--- BEGIN Record excerpts ---

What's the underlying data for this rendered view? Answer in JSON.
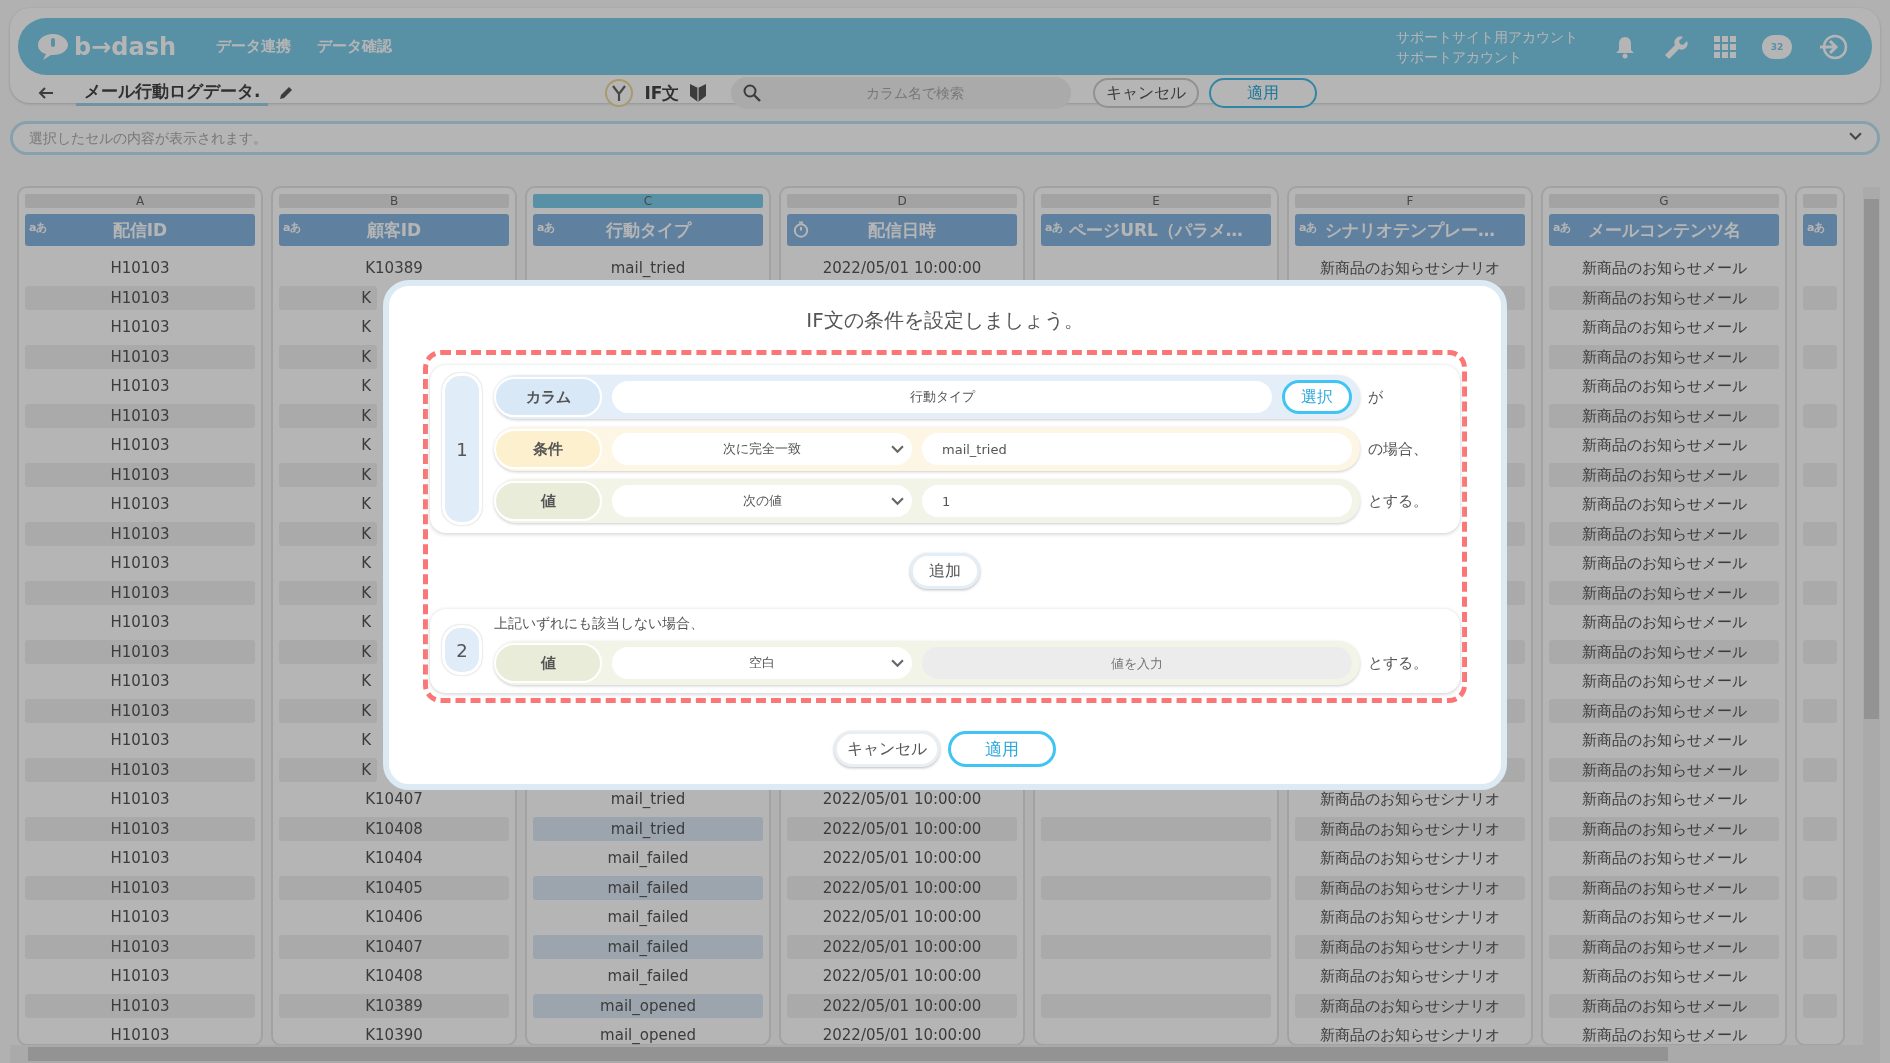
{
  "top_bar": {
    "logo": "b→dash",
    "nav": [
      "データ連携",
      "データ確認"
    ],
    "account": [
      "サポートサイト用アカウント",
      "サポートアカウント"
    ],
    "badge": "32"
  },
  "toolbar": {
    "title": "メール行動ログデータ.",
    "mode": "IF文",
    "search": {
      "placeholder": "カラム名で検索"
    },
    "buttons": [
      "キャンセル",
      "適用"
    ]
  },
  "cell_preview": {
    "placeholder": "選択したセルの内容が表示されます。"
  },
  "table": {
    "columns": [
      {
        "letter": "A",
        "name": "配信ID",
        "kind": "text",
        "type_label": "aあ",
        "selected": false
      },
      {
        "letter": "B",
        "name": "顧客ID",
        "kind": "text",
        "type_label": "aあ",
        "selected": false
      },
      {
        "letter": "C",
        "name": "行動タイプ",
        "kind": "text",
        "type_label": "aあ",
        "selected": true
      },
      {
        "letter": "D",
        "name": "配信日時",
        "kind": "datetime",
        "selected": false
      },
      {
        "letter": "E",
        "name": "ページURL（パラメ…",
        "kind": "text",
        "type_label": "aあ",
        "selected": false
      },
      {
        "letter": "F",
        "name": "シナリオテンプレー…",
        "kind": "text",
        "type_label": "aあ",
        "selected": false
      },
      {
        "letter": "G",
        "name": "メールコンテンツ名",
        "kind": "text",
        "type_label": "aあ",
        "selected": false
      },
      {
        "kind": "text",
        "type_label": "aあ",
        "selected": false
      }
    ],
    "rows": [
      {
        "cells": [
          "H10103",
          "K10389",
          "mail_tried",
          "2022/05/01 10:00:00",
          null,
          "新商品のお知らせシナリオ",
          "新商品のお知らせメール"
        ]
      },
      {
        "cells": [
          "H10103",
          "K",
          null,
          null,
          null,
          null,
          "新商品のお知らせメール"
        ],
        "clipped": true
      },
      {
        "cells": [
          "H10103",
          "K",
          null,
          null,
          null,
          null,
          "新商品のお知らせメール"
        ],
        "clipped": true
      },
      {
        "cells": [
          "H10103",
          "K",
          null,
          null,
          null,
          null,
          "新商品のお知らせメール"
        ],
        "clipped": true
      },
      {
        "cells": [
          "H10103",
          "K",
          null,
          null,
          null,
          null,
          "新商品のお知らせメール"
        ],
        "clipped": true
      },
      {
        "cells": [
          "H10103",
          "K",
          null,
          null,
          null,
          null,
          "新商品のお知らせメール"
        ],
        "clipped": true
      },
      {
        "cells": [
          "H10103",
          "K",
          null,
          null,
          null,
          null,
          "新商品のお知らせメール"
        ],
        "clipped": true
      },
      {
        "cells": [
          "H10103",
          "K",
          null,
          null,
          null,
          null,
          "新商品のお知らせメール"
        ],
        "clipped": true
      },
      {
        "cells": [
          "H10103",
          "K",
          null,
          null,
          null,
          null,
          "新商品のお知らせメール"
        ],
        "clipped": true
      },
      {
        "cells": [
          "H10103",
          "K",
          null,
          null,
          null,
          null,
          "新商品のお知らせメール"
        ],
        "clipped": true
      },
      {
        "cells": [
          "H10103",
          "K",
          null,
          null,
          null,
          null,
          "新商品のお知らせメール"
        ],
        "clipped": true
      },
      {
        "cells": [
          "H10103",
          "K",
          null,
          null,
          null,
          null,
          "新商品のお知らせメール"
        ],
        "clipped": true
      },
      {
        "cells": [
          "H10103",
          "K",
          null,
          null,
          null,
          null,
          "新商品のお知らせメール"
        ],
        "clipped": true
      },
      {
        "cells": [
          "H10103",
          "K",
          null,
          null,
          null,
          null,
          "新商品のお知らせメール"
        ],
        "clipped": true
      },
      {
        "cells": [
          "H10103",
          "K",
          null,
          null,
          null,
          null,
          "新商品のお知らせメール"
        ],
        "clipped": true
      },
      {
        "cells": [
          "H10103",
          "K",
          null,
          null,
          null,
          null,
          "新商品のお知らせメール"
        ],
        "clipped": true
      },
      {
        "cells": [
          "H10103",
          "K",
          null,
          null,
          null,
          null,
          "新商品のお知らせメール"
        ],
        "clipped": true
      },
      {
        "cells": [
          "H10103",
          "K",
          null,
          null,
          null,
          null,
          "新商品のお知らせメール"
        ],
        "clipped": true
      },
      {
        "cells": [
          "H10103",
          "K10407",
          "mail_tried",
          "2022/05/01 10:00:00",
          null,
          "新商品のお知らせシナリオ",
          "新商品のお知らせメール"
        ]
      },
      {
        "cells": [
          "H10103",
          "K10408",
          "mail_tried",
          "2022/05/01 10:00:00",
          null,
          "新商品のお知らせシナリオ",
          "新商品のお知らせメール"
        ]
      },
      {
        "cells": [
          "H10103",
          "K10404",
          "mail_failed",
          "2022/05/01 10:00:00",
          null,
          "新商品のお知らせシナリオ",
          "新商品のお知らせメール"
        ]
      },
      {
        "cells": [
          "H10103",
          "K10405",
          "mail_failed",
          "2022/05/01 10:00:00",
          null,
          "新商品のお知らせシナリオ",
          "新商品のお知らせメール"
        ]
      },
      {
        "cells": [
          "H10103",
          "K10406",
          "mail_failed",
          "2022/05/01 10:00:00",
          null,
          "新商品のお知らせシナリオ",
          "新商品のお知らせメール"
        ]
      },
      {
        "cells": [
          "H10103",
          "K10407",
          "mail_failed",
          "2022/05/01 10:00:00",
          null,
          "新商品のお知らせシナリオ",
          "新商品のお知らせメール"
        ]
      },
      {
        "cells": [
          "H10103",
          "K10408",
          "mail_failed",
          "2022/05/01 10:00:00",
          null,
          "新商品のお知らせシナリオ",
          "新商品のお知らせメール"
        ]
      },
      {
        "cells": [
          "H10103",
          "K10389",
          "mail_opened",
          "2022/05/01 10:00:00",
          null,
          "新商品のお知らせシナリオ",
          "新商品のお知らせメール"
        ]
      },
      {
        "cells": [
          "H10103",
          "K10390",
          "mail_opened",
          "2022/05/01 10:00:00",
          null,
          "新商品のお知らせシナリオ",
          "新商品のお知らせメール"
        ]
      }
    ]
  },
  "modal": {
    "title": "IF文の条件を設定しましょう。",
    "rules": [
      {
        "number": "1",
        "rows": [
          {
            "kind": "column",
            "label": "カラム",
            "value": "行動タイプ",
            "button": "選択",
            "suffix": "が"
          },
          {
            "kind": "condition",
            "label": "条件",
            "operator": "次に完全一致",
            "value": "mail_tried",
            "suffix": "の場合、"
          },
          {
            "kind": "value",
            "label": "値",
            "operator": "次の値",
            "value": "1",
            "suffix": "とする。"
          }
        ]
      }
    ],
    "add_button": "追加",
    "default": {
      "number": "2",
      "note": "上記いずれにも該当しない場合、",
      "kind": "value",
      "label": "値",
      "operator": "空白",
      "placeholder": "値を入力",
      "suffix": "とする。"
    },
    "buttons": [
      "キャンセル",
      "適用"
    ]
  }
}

--- END Record excerpts ---
--- BEGIN Record excerpts ---

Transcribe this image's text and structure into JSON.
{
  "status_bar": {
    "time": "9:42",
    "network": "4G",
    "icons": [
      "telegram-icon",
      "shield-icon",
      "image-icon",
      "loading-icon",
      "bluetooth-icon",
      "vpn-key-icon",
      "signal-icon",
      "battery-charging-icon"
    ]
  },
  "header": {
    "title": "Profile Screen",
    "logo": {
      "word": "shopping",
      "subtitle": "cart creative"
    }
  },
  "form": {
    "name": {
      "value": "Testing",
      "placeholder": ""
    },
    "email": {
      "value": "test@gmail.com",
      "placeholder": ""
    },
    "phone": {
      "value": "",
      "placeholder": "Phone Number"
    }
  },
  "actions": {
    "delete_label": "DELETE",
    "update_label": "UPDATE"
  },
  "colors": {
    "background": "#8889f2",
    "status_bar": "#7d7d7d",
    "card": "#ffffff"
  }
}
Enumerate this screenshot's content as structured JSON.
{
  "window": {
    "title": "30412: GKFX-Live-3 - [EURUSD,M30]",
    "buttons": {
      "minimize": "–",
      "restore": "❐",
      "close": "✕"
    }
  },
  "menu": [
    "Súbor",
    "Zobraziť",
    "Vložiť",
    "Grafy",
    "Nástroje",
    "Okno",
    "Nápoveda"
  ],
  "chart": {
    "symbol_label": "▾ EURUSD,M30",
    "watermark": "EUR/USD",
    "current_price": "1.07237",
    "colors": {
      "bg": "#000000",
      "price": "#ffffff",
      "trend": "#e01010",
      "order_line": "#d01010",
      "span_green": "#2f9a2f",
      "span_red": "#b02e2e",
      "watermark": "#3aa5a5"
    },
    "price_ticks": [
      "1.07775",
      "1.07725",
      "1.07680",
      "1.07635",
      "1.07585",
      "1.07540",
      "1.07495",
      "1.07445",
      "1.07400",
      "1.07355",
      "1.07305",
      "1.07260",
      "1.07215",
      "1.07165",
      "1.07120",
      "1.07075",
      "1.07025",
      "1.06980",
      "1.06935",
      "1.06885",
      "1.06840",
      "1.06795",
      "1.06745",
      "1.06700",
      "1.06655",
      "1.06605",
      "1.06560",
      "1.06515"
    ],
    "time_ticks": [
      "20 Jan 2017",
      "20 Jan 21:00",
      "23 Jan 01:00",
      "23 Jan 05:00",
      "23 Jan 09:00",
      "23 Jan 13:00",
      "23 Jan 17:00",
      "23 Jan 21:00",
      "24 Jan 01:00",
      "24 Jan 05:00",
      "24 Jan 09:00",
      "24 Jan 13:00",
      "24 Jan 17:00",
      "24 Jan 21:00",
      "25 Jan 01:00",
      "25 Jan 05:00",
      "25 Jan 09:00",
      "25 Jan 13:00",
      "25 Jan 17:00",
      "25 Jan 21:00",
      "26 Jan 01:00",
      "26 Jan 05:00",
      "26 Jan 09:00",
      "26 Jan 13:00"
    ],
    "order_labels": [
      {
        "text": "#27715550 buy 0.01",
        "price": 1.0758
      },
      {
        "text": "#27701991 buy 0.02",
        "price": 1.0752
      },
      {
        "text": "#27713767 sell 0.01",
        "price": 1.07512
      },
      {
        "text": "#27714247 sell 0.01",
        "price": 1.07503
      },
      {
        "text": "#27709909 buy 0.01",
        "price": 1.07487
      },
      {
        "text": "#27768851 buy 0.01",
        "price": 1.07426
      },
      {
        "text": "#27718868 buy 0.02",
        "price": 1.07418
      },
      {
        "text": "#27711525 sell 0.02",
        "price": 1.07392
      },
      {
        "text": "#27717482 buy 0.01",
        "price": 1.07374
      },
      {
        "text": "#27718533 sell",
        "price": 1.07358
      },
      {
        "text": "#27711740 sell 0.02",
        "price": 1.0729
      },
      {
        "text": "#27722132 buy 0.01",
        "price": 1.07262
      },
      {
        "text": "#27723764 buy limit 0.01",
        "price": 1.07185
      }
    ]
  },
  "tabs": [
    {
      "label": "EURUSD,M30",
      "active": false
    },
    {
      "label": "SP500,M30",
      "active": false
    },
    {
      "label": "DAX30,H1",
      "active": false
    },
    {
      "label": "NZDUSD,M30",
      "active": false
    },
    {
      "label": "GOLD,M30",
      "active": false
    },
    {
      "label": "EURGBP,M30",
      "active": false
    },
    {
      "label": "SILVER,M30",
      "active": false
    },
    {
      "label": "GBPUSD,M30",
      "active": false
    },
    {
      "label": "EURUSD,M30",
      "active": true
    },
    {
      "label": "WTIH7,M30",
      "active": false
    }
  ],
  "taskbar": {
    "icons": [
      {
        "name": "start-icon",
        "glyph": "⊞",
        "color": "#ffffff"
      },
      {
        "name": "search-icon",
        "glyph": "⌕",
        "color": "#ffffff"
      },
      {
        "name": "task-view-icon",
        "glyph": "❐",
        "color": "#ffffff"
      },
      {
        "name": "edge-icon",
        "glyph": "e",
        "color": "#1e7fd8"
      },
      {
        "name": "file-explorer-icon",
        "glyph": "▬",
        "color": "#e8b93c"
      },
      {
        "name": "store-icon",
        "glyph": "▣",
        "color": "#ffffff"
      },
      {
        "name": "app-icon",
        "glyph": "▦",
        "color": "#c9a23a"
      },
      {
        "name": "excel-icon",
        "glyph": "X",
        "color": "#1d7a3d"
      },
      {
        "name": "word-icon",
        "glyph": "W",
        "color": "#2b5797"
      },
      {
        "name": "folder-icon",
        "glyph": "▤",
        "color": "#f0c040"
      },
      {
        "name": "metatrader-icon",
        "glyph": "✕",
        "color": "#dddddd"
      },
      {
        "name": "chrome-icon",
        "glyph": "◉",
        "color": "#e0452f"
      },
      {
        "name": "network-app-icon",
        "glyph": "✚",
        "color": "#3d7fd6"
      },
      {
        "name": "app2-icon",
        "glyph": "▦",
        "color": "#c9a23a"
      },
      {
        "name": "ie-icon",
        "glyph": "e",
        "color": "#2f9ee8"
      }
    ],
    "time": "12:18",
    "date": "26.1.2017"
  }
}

--- END Record excerpts ---

Go through the listing above and pull out each line containing the word "image".

Transcribe this image's text and structure into JSON.
      "image-icon",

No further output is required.